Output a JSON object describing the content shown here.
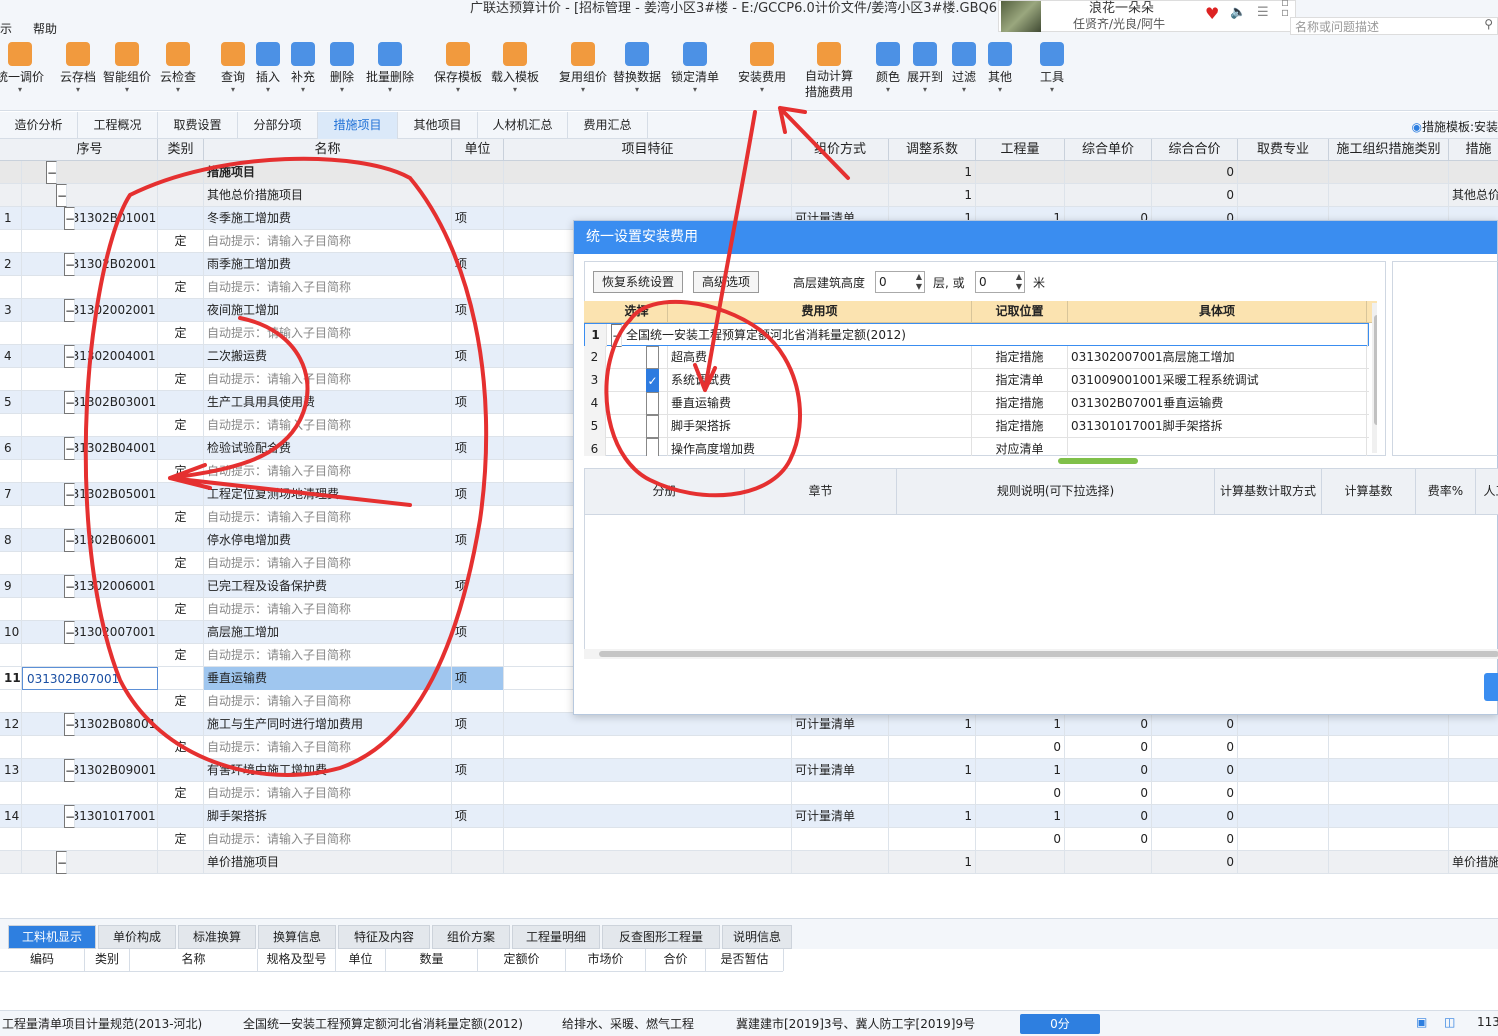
{
  "window": {
    "title": "广联达预算计价 - [招标管理 - 姜湾小区3#楼 - E:/GCCP6.0计价文件/姜湾小区3#楼.GBQ6]",
    "menu_left": "示",
    "menu_help": "帮助"
  },
  "music": {
    "song": "浪花一朵朵",
    "artist": "任贤齐/光良/阿牛"
  },
  "search": {
    "placeholder": "名称或问题描述"
  },
  "toolbar": [
    {
      "label": "统一调价",
      "icon": "unified-price-icon",
      "color": "#f08a1c"
    },
    {
      "label": "云存档",
      "icon": "cloud-archive-icon",
      "color": "#f08a1c"
    },
    {
      "label": "智能组价",
      "icon": "smart-price-icon",
      "color": "#f08a1c"
    },
    {
      "label": "云检查",
      "icon": "cloud-check-icon",
      "color": "#f08a1c"
    },
    {
      "label": "查询",
      "icon": "query-icon",
      "color": "#f08a1c"
    },
    {
      "label": "插入",
      "icon": "insert-icon",
      "color": "#2e7fe0"
    },
    {
      "label": "补充",
      "icon": "supplement-icon",
      "color": "#2e7fe0"
    },
    {
      "label": "删除",
      "icon": "delete-icon",
      "color": "#2e7fe0"
    },
    {
      "label": "批量删除",
      "icon": "batch-delete-icon",
      "color": "#2e7fe0"
    },
    {
      "label": "保存模板",
      "icon": "save-template-icon",
      "color": "#f08a1c"
    },
    {
      "label": "载入模板",
      "icon": "load-template-icon",
      "color": "#f08a1c"
    },
    {
      "label": "复用组价",
      "icon": "reuse-price-icon",
      "color": "#f08a1c"
    },
    {
      "label": "替换数据",
      "icon": "replace-data-icon",
      "color": "#2e7fe0"
    },
    {
      "label": "锁定清单",
      "icon": "lock-list-icon",
      "color": "#2e7fe0"
    },
    {
      "label": "安装费用",
      "icon": "install-fee-icon",
      "color": "#f08a1c"
    },
    {
      "label": "自动计算措施费用",
      "icon": "auto-calc-icon",
      "color": "#f08a1c"
    },
    {
      "label": "颜色",
      "icon": "color-icon",
      "color": "#2e7fe0"
    },
    {
      "label": "展开到",
      "icon": "expand-to-icon",
      "color": "#2e7fe0"
    },
    {
      "label": "过滤",
      "icon": "filter-icon",
      "color": "#2e7fe0"
    },
    {
      "label": "其他",
      "icon": "other-icon",
      "color": "#2e7fe0"
    },
    {
      "label": "工具",
      "icon": "tools-icon",
      "color": "#2e7fe0"
    }
  ],
  "tabs": [
    "造价分析",
    "工程概况",
    "取费设置",
    "分部分项",
    "措施项目",
    "其他项目",
    "人材机汇总",
    "费用汇总"
  ],
  "active_tab": "措施项目",
  "template_label": "措施模板:安装",
  "grid": {
    "headers": [
      "序号",
      "类别",
      "名称",
      "单位",
      "项目特征",
      "组价方式",
      "调整系数",
      "工程量",
      "综合单价",
      "综合合价",
      "取费专业",
      "施工组织措施类别",
      "措施"
    ],
    "rows": [
      {
        "type": "gray",
        "no": "",
        "code": "",
        "cat": "",
        "name": "措施项目",
        "unit": "",
        "feat": "",
        "method": "",
        "coef": "1",
        "qty": "",
        "up": "",
        "total": "0",
        "extra": ""
      },
      {
        "type": "sec",
        "no": "",
        "code": "1",
        "cat": "",
        "name": "其他总价措施项目",
        "unit": "",
        "feat": "",
        "method": "",
        "coef": "1",
        "qty": "",
        "up": "",
        "total": "0",
        "extra": "其他总价"
      },
      {
        "type": "item",
        "no": "1",
        "code": "031302B01001",
        "cat": "",
        "name": "冬季施工增加费",
        "unit": "项",
        "feat": "",
        "method": "可计量清单",
        "coef": "1",
        "qty": "1",
        "up": "0",
        "total": "0",
        "extra": ""
      },
      {
        "type": "sub",
        "no": "",
        "code": "",
        "cat": "定",
        "name": "自动提示：请输入子目简称",
        "unit": "",
        "feat": "",
        "method": "",
        "coef": "",
        "qty": "",
        "up": "",
        "total": "",
        "extra": ""
      },
      {
        "type": "item",
        "no": "2",
        "code": "031302B02001",
        "cat": "",
        "name": "雨季施工增加费",
        "unit": "项",
        "feat": "",
        "method": "",
        "coef": "",
        "qty": "",
        "up": "",
        "total": "",
        "extra": ""
      },
      {
        "type": "sub",
        "no": "",
        "code": "",
        "cat": "定",
        "name": "自动提示：请输入子目简称",
        "unit": "",
        "feat": "",
        "method": "",
        "coef": "",
        "qty": "",
        "up": "",
        "total": "",
        "extra": ""
      },
      {
        "type": "item",
        "no": "3",
        "code": "031302002001",
        "cat": "",
        "name": "夜间施工增加",
        "unit": "项",
        "feat": "",
        "method": "",
        "coef": "",
        "qty": "",
        "up": "",
        "total": "",
        "extra": ""
      },
      {
        "type": "sub",
        "no": "",
        "code": "",
        "cat": "定",
        "name": "自动提示：请输入子目简称",
        "unit": "",
        "feat": "",
        "method": "",
        "coef": "",
        "qty": "",
        "up": "",
        "total": "",
        "extra": ""
      },
      {
        "type": "item",
        "no": "4",
        "code": "031302004001",
        "cat": "",
        "name": "二次搬运费",
        "unit": "项",
        "feat": "",
        "method": "",
        "coef": "",
        "qty": "",
        "up": "",
        "total": "",
        "extra": ""
      },
      {
        "type": "sub",
        "no": "",
        "code": "",
        "cat": "定",
        "name": "自动提示：请输入子目简称",
        "unit": "",
        "feat": "",
        "method": "",
        "coef": "",
        "qty": "",
        "up": "",
        "total": "",
        "extra": ""
      },
      {
        "type": "item",
        "no": "5",
        "code": "031302B03001",
        "cat": "",
        "name": "生产工具用具使用费",
        "unit": "项",
        "feat": "",
        "method": "",
        "coef": "",
        "qty": "",
        "up": "",
        "total": "",
        "extra": ""
      },
      {
        "type": "sub",
        "no": "",
        "code": "",
        "cat": "定",
        "name": "自动提示：请输入子目简称",
        "unit": "",
        "feat": "",
        "method": "",
        "coef": "",
        "qty": "",
        "up": "",
        "total": "",
        "extra": ""
      },
      {
        "type": "item",
        "no": "6",
        "code": "031302B04001",
        "cat": "",
        "name": "检验试验配合费",
        "unit": "项",
        "feat": "",
        "method": "",
        "coef": "",
        "qty": "",
        "up": "",
        "total": "",
        "extra": ""
      },
      {
        "type": "sub",
        "no": "",
        "code": "",
        "cat": "定",
        "name": "自动提示：请输入子目简称",
        "unit": "",
        "feat": "",
        "method": "",
        "coef": "",
        "qty": "",
        "up": "",
        "total": "",
        "extra": ""
      },
      {
        "type": "item",
        "no": "7",
        "code": "031302B05001",
        "cat": "",
        "name": "工程定位复测场地清理费",
        "unit": "项",
        "feat": "",
        "method": "",
        "coef": "",
        "qty": "",
        "up": "",
        "total": "",
        "extra": ""
      },
      {
        "type": "sub",
        "no": "",
        "code": "",
        "cat": "定",
        "name": "自动提示：请输入子目简称",
        "unit": "",
        "feat": "",
        "method": "",
        "coef": "",
        "qty": "",
        "up": "",
        "total": "",
        "extra": ""
      },
      {
        "type": "item",
        "no": "8",
        "code": "031302B06001",
        "cat": "",
        "name": "停水停电增加费",
        "unit": "项",
        "feat": "",
        "method": "",
        "coef": "",
        "qty": "",
        "up": "",
        "total": "",
        "extra": ""
      },
      {
        "type": "sub",
        "no": "",
        "code": "",
        "cat": "定",
        "name": "自动提示：请输入子目简称",
        "unit": "",
        "feat": "",
        "method": "",
        "coef": "",
        "qty": "",
        "up": "",
        "total": "",
        "extra": ""
      },
      {
        "type": "item",
        "no": "9",
        "code": "031302006001",
        "cat": "",
        "name": "已完工程及设备保护费",
        "unit": "项",
        "feat": "",
        "method": "",
        "coef": "",
        "qty": "",
        "up": "",
        "total": "",
        "extra": ""
      },
      {
        "type": "sub",
        "no": "",
        "code": "",
        "cat": "定",
        "name": "自动提示：请输入子目简称",
        "unit": "",
        "feat": "",
        "method": "",
        "coef": "",
        "qty": "",
        "up": "",
        "total": "",
        "extra": ""
      },
      {
        "type": "item",
        "no": "10",
        "code": "031302007001",
        "cat": "",
        "name": "高层施工增加",
        "unit": "项",
        "feat": "",
        "method": "",
        "coef": "",
        "qty": "",
        "up": "",
        "total": "",
        "extra": ""
      },
      {
        "type": "sub",
        "no": "",
        "code": "",
        "cat": "定",
        "name": "自动提示：请输入子目简称",
        "unit": "",
        "feat": "",
        "method": "",
        "coef": "",
        "qty": "",
        "up": "",
        "total": "",
        "extra": ""
      },
      {
        "type": "sel",
        "no": "11",
        "code": "031302B07001",
        "cat": "",
        "name": "垂直运输费",
        "unit": "项",
        "feat": "",
        "method": "",
        "coef": "",
        "qty": "",
        "up": "",
        "total": "",
        "extra": ""
      },
      {
        "type": "sub",
        "no": "",
        "code": "",
        "cat": "定",
        "name": "自动提示：请输入子目简称",
        "unit": "",
        "feat": "",
        "method": "",
        "coef": "",
        "qty": "",
        "up": "",
        "total": "",
        "extra": ""
      },
      {
        "type": "item",
        "no": "12",
        "code": "031302B08001",
        "cat": "",
        "name": "施工与生产同时进行增加费用",
        "unit": "项",
        "feat": "",
        "method": "可计量清单",
        "coef": "1",
        "qty": "1",
        "up": "0",
        "total": "0",
        "extra": ""
      },
      {
        "type": "sub",
        "no": "",
        "code": "",
        "cat": "定",
        "name": "自动提示：请输入子目简称",
        "unit": "",
        "feat": "",
        "method": "",
        "coef": "",
        "qty": "0",
        "up": "0",
        "total": "0",
        "extra": ""
      },
      {
        "type": "item",
        "no": "13",
        "code": "031302B09001",
        "cat": "",
        "name": "有害环境中施工增加费",
        "unit": "项",
        "feat": "",
        "method": "可计量清单",
        "coef": "1",
        "qty": "1",
        "up": "0",
        "total": "0",
        "extra": ""
      },
      {
        "type": "sub",
        "no": "",
        "code": "",
        "cat": "定",
        "name": "自动提示：请输入子目简称",
        "unit": "",
        "feat": "",
        "method": "",
        "coef": "",
        "qty": "0",
        "up": "0",
        "total": "0",
        "extra": ""
      },
      {
        "type": "item",
        "no": "14",
        "code": "031301017001",
        "cat": "",
        "name": "脚手架搭拆",
        "unit": "项",
        "feat": "",
        "method": "可计量清单",
        "coef": "1",
        "qty": "1",
        "up": "0",
        "total": "0",
        "extra": ""
      },
      {
        "type": "sub",
        "no": "",
        "code": "",
        "cat": "定",
        "name": "自动提示：请输入子目简称",
        "unit": "",
        "feat": "",
        "method": "",
        "coef": "",
        "qty": "0",
        "up": "0",
        "total": "0",
        "extra": ""
      },
      {
        "type": "sec",
        "no": "",
        "code": "2",
        "cat": "",
        "name": "单价措施项目",
        "unit": "",
        "feat": "",
        "method": "",
        "coef": "1",
        "qty": "",
        "up": "",
        "total": "0",
        "extra": "单价措施"
      }
    ]
  },
  "dialog": {
    "title": "统一设置安装费用",
    "restore_btn": "恢复系统设置",
    "advanced_btn": "高级选项",
    "height_label": "高层建筑高度",
    "height_value": "0",
    "floors_label": "层, 或",
    "floors_value": "0",
    "meter_label": "米",
    "fee_headers": [
      "选择",
      "费用项",
      "记取位置",
      "具体项"
    ],
    "fee_rows": [
      {
        "no": "1",
        "checked": null,
        "name": "全国统一安装工程预算定额河北省消耗量定额(2012)",
        "pos": "",
        "detail": ""
      },
      {
        "no": "2",
        "checked": false,
        "name": "超高费",
        "pos": "指定措施",
        "detail": "031302007001高层施工增加"
      },
      {
        "no": "3",
        "checked": true,
        "name": "系统调试费",
        "pos": "指定清单",
        "detail": "031009001001采暖工程系统调试"
      },
      {
        "no": "4",
        "checked": false,
        "name": "垂直运输费",
        "pos": "指定措施",
        "detail": "031302B07001垂直运输费"
      },
      {
        "no": "5",
        "checked": false,
        "name": "脚手架搭拆",
        "pos": "指定措施",
        "detail": "031301017001脚手架搭拆"
      },
      {
        "no": "6",
        "checked": false,
        "name": "操作高度增加费",
        "pos": "对应清单",
        "detail": ""
      }
    ],
    "rule_headers": [
      "分册",
      "章节",
      "规则说明(可下拉选择)",
      "计算基数计取方式",
      "计算基数",
      "费率%",
      "人工"
    ]
  },
  "bottom_tabs": [
    "工料机显示",
    "单价构成",
    "标准换算",
    "换算信息",
    "特征及内容",
    "组价方案",
    "工程量明细",
    "反查图形工程量",
    "说明信息"
  ],
  "bottom_headers": [
    "编码",
    "类别",
    "名称",
    "规格及型号",
    "单位",
    "数量",
    "定额价",
    "市场价",
    "合价",
    "是否暂估"
  ],
  "status": {
    "s1": "工程量清单项目计量规范(2013-河北)",
    "s2": "全国统一安装工程预算定额河北省消耗量定额(2012)",
    "s3": "给排水、采暖、燃气工程",
    "s4": "冀建建市[2019]3号、冀人防工字[2019]9号",
    "score": "0分",
    "zoom": "113"
  },
  "colors": {
    "accent": "#2e7fe0",
    "annotation": "#e53030",
    "dialog_header": "#3a8df0"
  }
}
━━━━━━━━━━━━━━━━━━━━━━━━━━━━━━
Gather every line containing the word "price" and copy it.

RESULT FOR THIS TASK |
      "icon": "unified-price-icon",
      "icon": "smart-price-icon",
      "icon": "reuse-price-icon",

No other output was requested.